======== Data provided

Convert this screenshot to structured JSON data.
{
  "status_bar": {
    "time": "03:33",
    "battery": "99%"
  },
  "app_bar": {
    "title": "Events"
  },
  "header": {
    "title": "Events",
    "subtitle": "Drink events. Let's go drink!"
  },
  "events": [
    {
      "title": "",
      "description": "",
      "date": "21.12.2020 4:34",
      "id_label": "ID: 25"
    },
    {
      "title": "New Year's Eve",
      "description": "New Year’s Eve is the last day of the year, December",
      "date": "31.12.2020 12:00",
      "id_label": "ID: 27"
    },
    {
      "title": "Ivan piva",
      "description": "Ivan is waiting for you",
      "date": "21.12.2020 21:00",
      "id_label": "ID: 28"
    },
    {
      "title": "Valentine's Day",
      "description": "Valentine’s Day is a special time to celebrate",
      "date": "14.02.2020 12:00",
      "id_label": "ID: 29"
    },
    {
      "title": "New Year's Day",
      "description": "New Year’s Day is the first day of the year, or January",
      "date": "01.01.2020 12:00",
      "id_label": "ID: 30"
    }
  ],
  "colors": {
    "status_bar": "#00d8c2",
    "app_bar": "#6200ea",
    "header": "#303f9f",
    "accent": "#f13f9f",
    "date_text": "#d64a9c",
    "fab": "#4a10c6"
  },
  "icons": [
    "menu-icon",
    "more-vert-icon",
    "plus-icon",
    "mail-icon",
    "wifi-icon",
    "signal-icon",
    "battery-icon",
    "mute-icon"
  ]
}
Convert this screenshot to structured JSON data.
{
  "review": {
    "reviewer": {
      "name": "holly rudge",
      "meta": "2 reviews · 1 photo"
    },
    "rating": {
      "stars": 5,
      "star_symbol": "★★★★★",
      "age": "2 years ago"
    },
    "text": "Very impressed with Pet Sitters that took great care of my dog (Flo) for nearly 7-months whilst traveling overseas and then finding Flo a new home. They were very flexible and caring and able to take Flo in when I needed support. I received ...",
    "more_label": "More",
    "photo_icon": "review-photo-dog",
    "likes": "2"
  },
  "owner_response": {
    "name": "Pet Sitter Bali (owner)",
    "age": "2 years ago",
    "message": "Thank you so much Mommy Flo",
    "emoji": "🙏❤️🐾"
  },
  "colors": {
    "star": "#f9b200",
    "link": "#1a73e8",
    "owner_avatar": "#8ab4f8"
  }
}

================

> _Brief_: Take each line of the material that contains the word "time" and list it.

> _Exercise output_:
    "time": "03:33",
      "description": "Valentine’s Day is a special time to celebrate",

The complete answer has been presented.